■ Given request 1
In the pre-game story, reproduce the passage between "Valentine: Put your" and "a big difference.", inclusive, substituting "locker room" for "training room" throughout.
■ Given request 2
From the listing, copy verbatim the lines between the one holding "term-2-1-name: 蝇类 fly" and the one holding "document-page: GB/T 23796—2009", inclusive.

■ Source passage
Valentine: Put your heart
where your head is supposed to be



By PAUL DAVIS

The pre-game - Coach Tommy Bobo reminded the team that with an away game they would be on a reduced time schedule. “If you have had your ankles taped during the week, go to the training room,” said Bobo. “Wrists and elbows will be taped there.

“This is a big game. We are not where we want to be at this point, but we can still meet our goals for this season. We have several starters out who may or may not play. Number two players should be ready to play. Each player has to be responsible for what they do. Eleven players doing that will make a big difference.

“They will be coming in with a lot of emotion. There stadium will be dedicated to coach (John) Carlisle, plus they gave Greer all they could handle.

“Brad Valentine will be bringing the devotion tonight. He sat where you sat and was part of the state championship team. He is still part of the family.”

■ Records supplied
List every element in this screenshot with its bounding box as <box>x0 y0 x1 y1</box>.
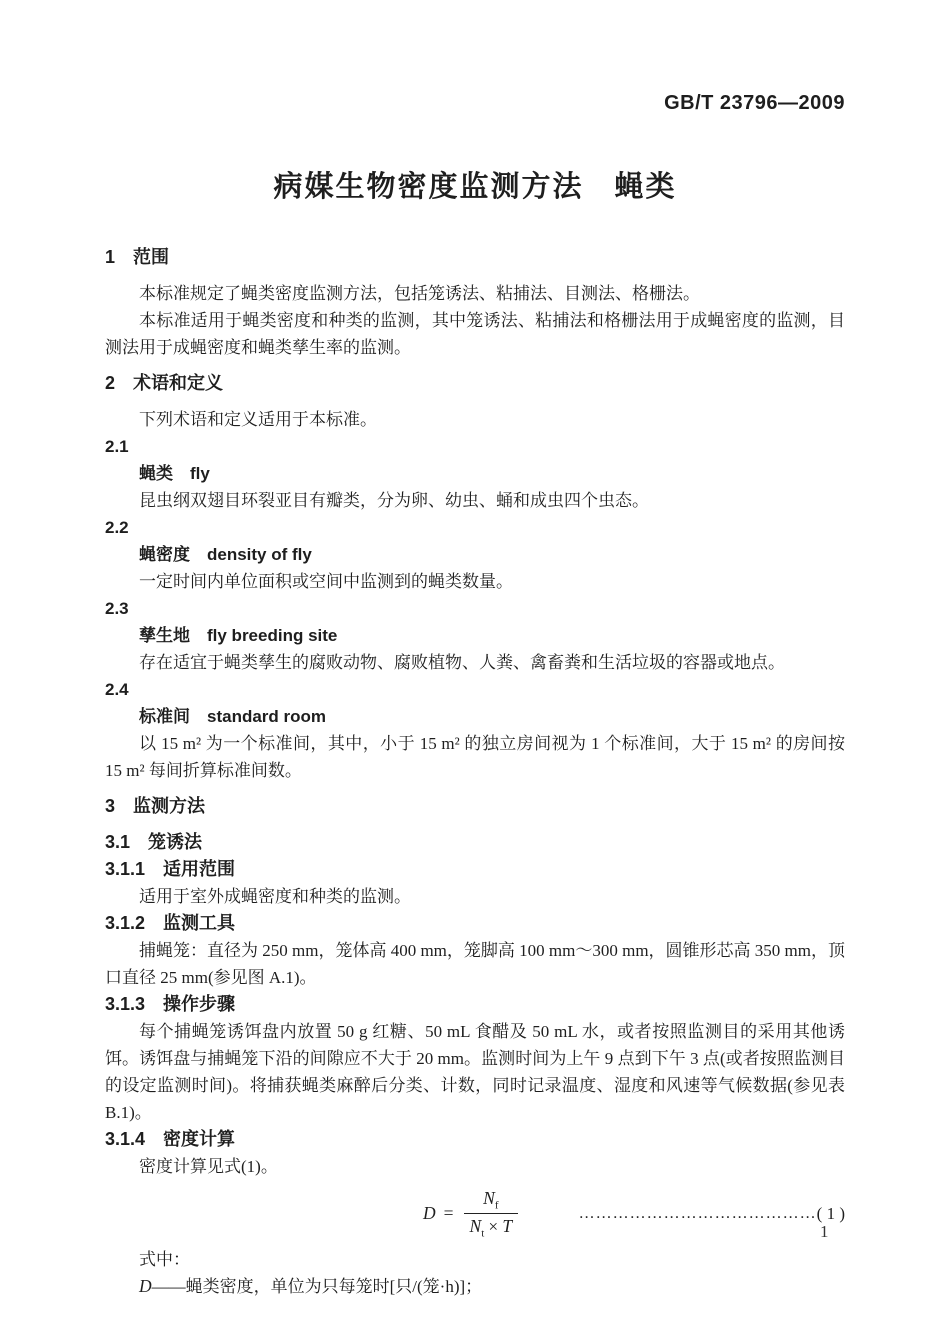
term-2-1-name: 蝇类 fly <box>105 460 845 487</box>
standard-number: GB/T 23796—2009 <box>105 92 845 114</box>
term-2-4-number: 2.4 <box>105 676 845 703</box>
document-title: 病媒生物密度监测方法 蝇类 <box>105 170 845 204</box>
document-body: 1 范围 本标准规定了蝇类密度监测方法，包括笼诱法、粘捕法、目测法、格栅法。 本… <box>105 244 845 1300</box>
applicable-scope-text: 适用于室外成蝇密度和种类的监测。 <box>105 883 845 910</box>
section-3-heading: 3 监测方法 <box>105 793 845 820</box>
term-2-2-definition: 一定时间内单位面积或空间中监测到的蝇类数量。 <box>105 568 845 595</box>
term-2-4-definition: 以 15 m² 为一个标准间，其中，小于 15 m² 的独立房间视为 1 个标准… <box>105 730 845 784</box>
document-page: GB/T 23796—2009 病媒生物密度监测方法 蝇类 1 范围 本标准规定… <box>0 0 950 1344</box>
terms-intro: 下列术语和定义适用于本标准。 <box>105 406 845 433</box>
section-3-1-4-heading: 3.1.4 密度计算 <box>105 1126 845 1153</box>
section-2-heading: 2 术语和定义 <box>105 370 845 397</box>
equation-lhs: D <box>423 1203 436 1224</box>
page-number: 1 <box>820 1222 829 1242</box>
term-2-3-name: 孳生地 fly breeding site <box>105 622 845 649</box>
section-3-1-1-heading: 3.1.1 适用范围 <box>105 856 845 883</box>
where-d-symbol: D <box>139 1276 152 1296</box>
equation-numerator: Nf <box>464 1188 519 1214</box>
where-d-text: 蝇类密度，单位为只每笼时[只/(笼·h)]； <box>186 1277 483 1296</box>
section-1-heading: 1 范围 <box>105 244 845 271</box>
equation-number: ( 1 ) <box>817 1204 845 1224</box>
term-2-2-name: 蝇密度 density of fly <box>105 541 845 568</box>
monitoring-tools-text: 捕蝇笼：直径为 250 mm，笼体高 400 mm，笼脚高 100 mm～300… <box>105 937 845 991</box>
equation-denominator: Nt × T <box>464 1214 519 1239</box>
term-2-2-number: 2.2 <box>105 514 845 541</box>
equation-fraction: Nf Nt × T <box>464 1188 519 1240</box>
term-2-3-definition: 存在适宜于蝇类孳生的腐败动物、腐败植物、人粪、禽畜粪和生活垃圾的容器或地点。 <box>105 649 845 676</box>
where-label: 式中： <box>105 1246 845 1273</box>
term-2-1-definition: 昆虫纲双翅目环裂亚目有瓣类，分为卵、幼虫、蛹和成虫四个虫态。 <box>105 487 845 514</box>
scope-paragraph-2: 本标准适用于蝇类密度和种类的监测，其中笼诱法、粘捕法和格栅法用于成蝇密度的监测，… <box>105 307 845 361</box>
equation-1: D = Nf Nt × T …………………………………… ( 1 ) <box>105 1188 845 1240</box>
section-3-1-2-heading: 3.1.2 监测工具 <box>105 910 845 937</box>
equation-equals: = <box>444 1203 454 1224</box>
section-3-1-3-heading: 3.1.3 操作步骤 <box>105 991 845 1018</box>
term-2-4-name: 标准间 standard room <box>105 703 845 730</box>
where-d-dash: —— <box>152 1277 186 1296</box>
scope-paragraph-1: 本标准规定了蝇类密度监测方法，包括笼诱法、粘捕法、目测法、格栅法。 <box>105 280 845 307</box>
equation-dot-leader: …………………………………… <box>518 1205 817 1223</box>
operation-steps-text: 每个捕蝇笼诱饵盘内放置 50 g 红糖、50 mL 食醋及 50 mL 水，或者… <box>105 1018 845 1126</box>
term-2-1-number: 2.1 <box>105 433 845 460</box>
where-d-definition: D——蝇类密度，单位为只每笼时[只/(笼·h)]； <box>105 1273 845 1300</box>
term-2-3-number: 2.3 <box>105 595 845 622</box>
section-3-1-heading: 3.1 笼诱法 <box>105 829 845 856</box>
density-calc-text: 密度计算见式(1)。 <box>105 1153 845 1180</box>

■ Final answer 1
Valentine: Put your heart
where your head is supposed to be



By PAUL DAVIS

The pre-game - Coach Tommy Bobo reminded the team that with an away game they would be on a reduced time schedule. “If you have had your ankles taped during the week, go to the locker room,” said Bobo. “Wrists and elbows will be taped there.

“This is a big game. We are not where we want to be at this point, but we can still meet our goals for this season. We have several starters out who may or may not play. Number two players should be ready to play. Each player has to be responsible for what they do. Eleven players doing that will make a big difference.

■ Final answer 2
term-2-1-name: 蝇类 fly <box>105 460 845 487</box>
standard-number: GB/T 23796—2009 <box>105 92 845 114</box>
term-2-4-number: 2.4 <box>105 676 845 703</box>
document-title: 病媒生物密度监测方法 蝇类 <box>105 170 845 204</box>
document-body: 1 范围 本标准规定了蝇类密度监测方法，包括笼诱法、粘捕法、目测法、格栅法。 本… <box>105 244 845 1300</box>
applicable-scope-text: 适用于室外成蝇密度和种类的监测。 <box>105 883 845 910</box>
section-3-heading: 3 监测方法 <box>105 793 845 820</box>
term-2-2-definition: 一定时间内单位面积或空间中监测到的蝇类数量。 <box>105 568 845 595</box>
term-2-4-definition: 以 15 m² 为一个标准间，其中，小于 15 m² 的独立房间视为 1 个标准… <box>105 730 845 784</box>
document-page: GB/T 23796—2009 病媒生物密度监测方法 蝇类 1 范围 本标准规定… <box>0 0 950 1344</box>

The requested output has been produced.